--- Begin EXERCISE MATERIALS ---
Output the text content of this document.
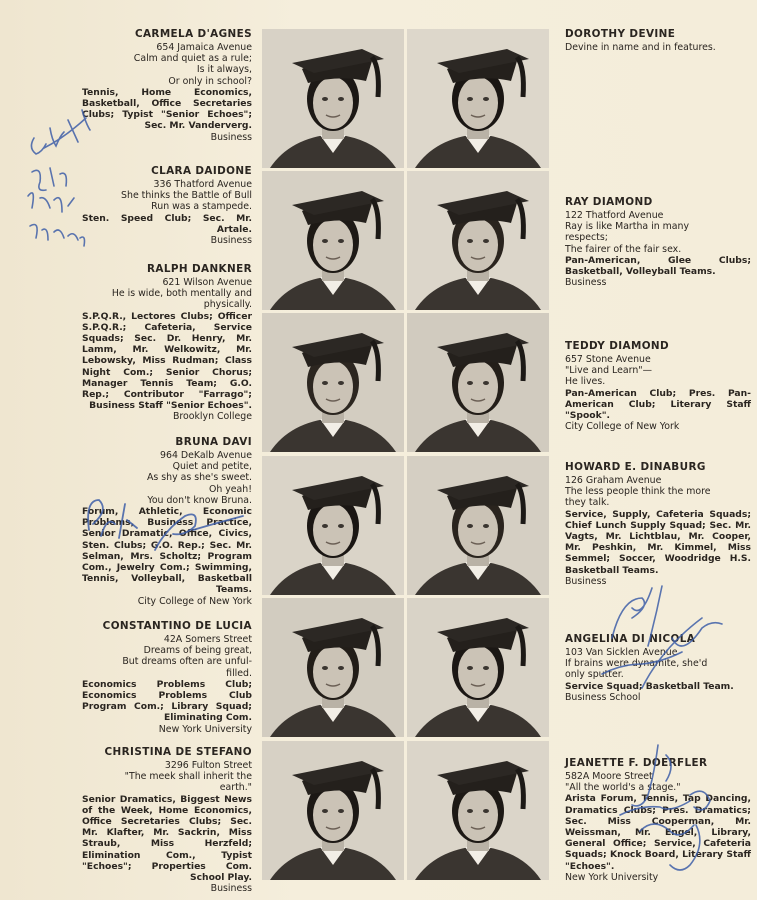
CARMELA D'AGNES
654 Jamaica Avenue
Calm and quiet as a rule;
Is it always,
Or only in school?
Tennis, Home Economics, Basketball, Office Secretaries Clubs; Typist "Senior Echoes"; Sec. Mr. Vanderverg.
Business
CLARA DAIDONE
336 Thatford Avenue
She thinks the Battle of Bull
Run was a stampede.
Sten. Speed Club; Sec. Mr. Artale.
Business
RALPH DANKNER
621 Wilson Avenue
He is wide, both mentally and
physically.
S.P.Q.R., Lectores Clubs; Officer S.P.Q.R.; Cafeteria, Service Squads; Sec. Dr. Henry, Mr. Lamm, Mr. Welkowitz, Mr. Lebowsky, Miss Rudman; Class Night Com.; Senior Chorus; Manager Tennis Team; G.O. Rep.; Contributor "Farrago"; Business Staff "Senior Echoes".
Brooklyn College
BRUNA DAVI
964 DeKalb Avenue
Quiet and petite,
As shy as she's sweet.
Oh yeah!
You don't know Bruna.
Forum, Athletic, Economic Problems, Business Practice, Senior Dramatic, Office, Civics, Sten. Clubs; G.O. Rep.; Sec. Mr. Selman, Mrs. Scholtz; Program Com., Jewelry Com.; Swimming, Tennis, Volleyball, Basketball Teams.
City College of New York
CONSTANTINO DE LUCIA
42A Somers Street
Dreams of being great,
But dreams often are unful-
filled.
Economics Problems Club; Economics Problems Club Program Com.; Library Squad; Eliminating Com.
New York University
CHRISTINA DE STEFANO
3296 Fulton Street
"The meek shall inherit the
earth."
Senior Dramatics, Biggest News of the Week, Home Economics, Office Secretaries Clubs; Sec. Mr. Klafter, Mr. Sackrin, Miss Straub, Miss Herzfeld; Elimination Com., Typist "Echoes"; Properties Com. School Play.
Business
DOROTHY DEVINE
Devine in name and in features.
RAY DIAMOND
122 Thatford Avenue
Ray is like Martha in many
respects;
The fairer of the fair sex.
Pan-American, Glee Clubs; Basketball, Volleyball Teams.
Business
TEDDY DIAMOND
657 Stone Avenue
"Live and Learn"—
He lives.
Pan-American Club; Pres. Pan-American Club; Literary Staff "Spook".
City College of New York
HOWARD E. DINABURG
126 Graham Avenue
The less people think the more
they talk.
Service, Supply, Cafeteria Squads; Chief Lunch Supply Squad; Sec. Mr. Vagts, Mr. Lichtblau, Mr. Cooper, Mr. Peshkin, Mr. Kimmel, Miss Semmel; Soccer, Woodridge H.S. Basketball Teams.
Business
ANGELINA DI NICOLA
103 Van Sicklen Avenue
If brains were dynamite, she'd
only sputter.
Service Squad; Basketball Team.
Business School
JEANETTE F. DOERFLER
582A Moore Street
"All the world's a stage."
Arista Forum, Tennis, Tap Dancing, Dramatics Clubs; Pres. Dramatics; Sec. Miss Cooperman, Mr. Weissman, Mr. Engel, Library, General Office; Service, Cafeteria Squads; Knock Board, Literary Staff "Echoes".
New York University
--- End EXERCISE MATERIALS ---
Collect, from the material above, every line containing the word "Tennis".

§ EXPECTED ANSWER:
Tennis, Home Economics, Basketball, Office Secretaries Clubs; Typist "Senior Echoes"; Sec. Mr. Vanderverg.
S.P.Q.R., Lectores Clubs; Officer S.P.Q.R.; Cafeteria, Service Squads; Sec. Dr. Henry, Mr. Lamm, Mr. Welkowitz, Mr. Lebowsky, Miss Rudman; Class Night Com.; Senior Chorus; Manager Tennis Team; G.O. Rep.; Contributor "Farrago"; Business Staff "Senior Echoes".
Forum, Athletic, Economic Problems, Business Practice, Senior Dramatic, Office, Civics, Sten. Clubs; G.O. Rep.; Sec. Mr. Selman, Mrs. Scholtz; Program Com., Jewelry Com.; Swimming, Tennis, Volleyball, Basketball Teams.
Arista Forum, Tennis, Tap Dancing, Dramatics Clubs; Pres. Dramatics; Sec. Miss Cooperman, Mr. Weissman, Mr. Engel, Library, General Office; Service, Cafeteria Squads; Knock Board, Literary Staff "Echoes".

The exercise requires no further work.